Requirement -
Do not carry the pictures over; copy every other part of the entries exactly.

(Extracted data entries)
— START —

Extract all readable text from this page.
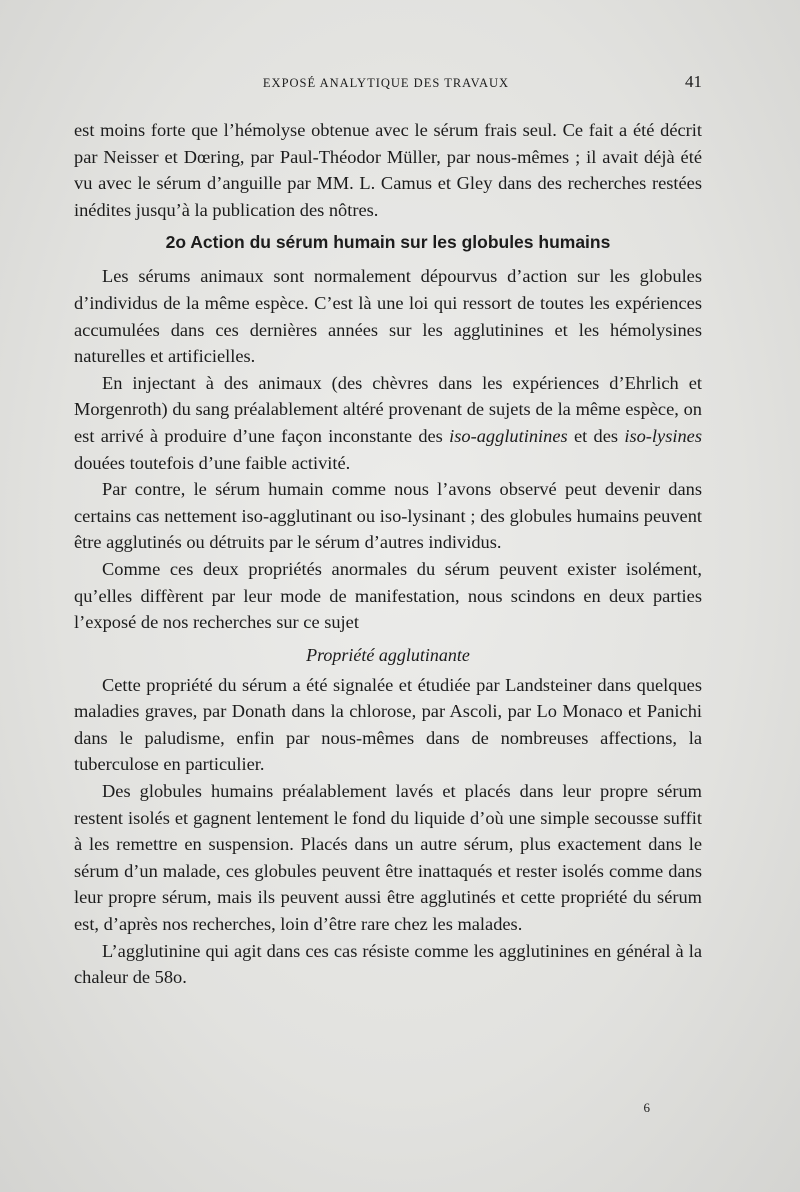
EXPOSÉ ANALYTIQUE DES TRAVAUX	41

est moins forte que l’hémolyse obtenue avec le sérum frais seul. Ce fait a été décrit par Neisser et Dœring, par Paul-Théodor Müller, par nous-mêmes ; il avait déjà été vu avec le sérum d’anguille par MM. L. Camus et Gley dans des recherches restées inédites jusqu’à la publication des nôtres.

2o Action du sérum humain sur les globules humains

Les sérums animaux sont normalement dépourvus d’action sur les globules d’individus de la même espèce. C’est là une loi qui ressort de toutes les expériences accumulées dans ces dernières années sur les agglutinines et les hémolysines naturelles et artificielles.

En injectant à des animaux (des chèvres dans les expériences d’Ehrlich et Morgenroth) du sang préalablement altéré provenant de sujets de la même espèce, on est arrivé à produire d’une façon inconstante des iso-agglutinines et des iso-lysines douées toutefois d’une faible activité.

Par contre, le sérum humain comme nous l’avons observé peut devenir dans certains cas nettement iso-agglutinant ou iso-lysinant ; des globules humains peuvent être agglutinés ou détruits par le sérum d’autres individus.

Comme ces deux propriétés anormales du sérum peuvent exister isolément, qu’elles diffèrent par leur mode de manifestation, nous scindons en deux parties l’exposé de nos recherches sur ce sujet

Propriété agglutinante

Cette propriété du sérum a été signalée et étudiée par Landsteiner dans quelques maladies graves, par Donath dans la chlorose, par Ascoli, par Lo Monaco et Panichi dans le paludisme, enfin par nous-mêmes dans de nombreuses affections, la tuberculose en particulier.

Des globules humains préalablement lavés et placés dans leur propre sérum restent isolés et gagnent lentement le fond du liquide d’où une simple secousse suffit à les remettre en suspension. Placés dans un autre sérum, plus exactement dans le sérum d’un malade, ces globules peuvent être inattaqués et rester isolés comme dans leur propre sérum, mais ils peuvent aussi être agglutinés et cette propriété du sérum est, d’après nos recherches, loin d’être rare chez les malades.

L’agglutinine qui agit dans ces cas résiste comme les agglutinines en général à la chaleur de 58o.

6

— END —

Response for this exercise -
Extract all readable text from this page.
EXPOSÉ ANALYTIQUE DES TRAVAUX	41

est moins forte que l’hémolyse obtenue avec le sérum frais seul. Ce fait a été décrit par Neisser et Dœring, par Paul-Théodor Müller, par nous-mêmes ; il avait déjà été vu avec le sérum d’anguille par MM. L. Camus et Gley dans des recherches restées inédites jusqu’à la publication des nôtres.

2o Action du sérum humain sur les globules humains

Les sérums animaux sont normalement dépourvus d’action sur les globules d’individus de la même espèce. C’est là une loi qui ressort de toutes les expériences accumulées dans ces dernières années sur les agglutinines et les hémolysines naturelles et artificielles.

En injectant à des animaux (des chèvres dans les expériences d’Ehrlich et Morgenroth) du sang préalablement altéré provenant de sujets de la même espèce, on est arrivé à produire d’une façon inconstante des iso-agglutinines et des iso-lysines douées toutefois d’une faible activité.

Par contre, le sérum humain comme nous l’avons observé peut devenir dans certains cas nettement iso-agglutinant ou iso-lysinant ; des globules humains peuvent être agglutinés ou détruits par le sérum d’autres individus.

Comme ces deux propriétés anormales du sérum peuvent exister isolément, qu’elles diffèrent par leur mode de manifestation, nous scindons en deux parties l’exposé de nos recherches sur ce sujet

Propriété agglutinante

Cette propriété du sérum a été signalée et étudiée par Landsteiner dans quelques maladies graves, par Donath dans la chlorose, par Ascoli, par Lo Monaco et Panichi dans le paludisme, enfin par nous-mêmes dans de nombreuses affections, la tuberculose en particulier.

Des globules humains préalablement lavés et placés dans leur propre sérum restent isolés et gagnent lentement le fond du liquide d’où une simple secousse suffit à les remettre en suspension. Placés dans un autre sérum, plus exactement dans le sérum d’un malade, ces globules peuvent être inattaqués et rester isolés comme dans leur propre sérum, mais ils peuvent aussi être agglutinés et cette propriété du sérum est, d’après nos recherches, loin d’être rare chez les malades.

L’agglutinine qui agit dans ces cas résiste comme les agglutinines en général à la chaleur de 58o.

6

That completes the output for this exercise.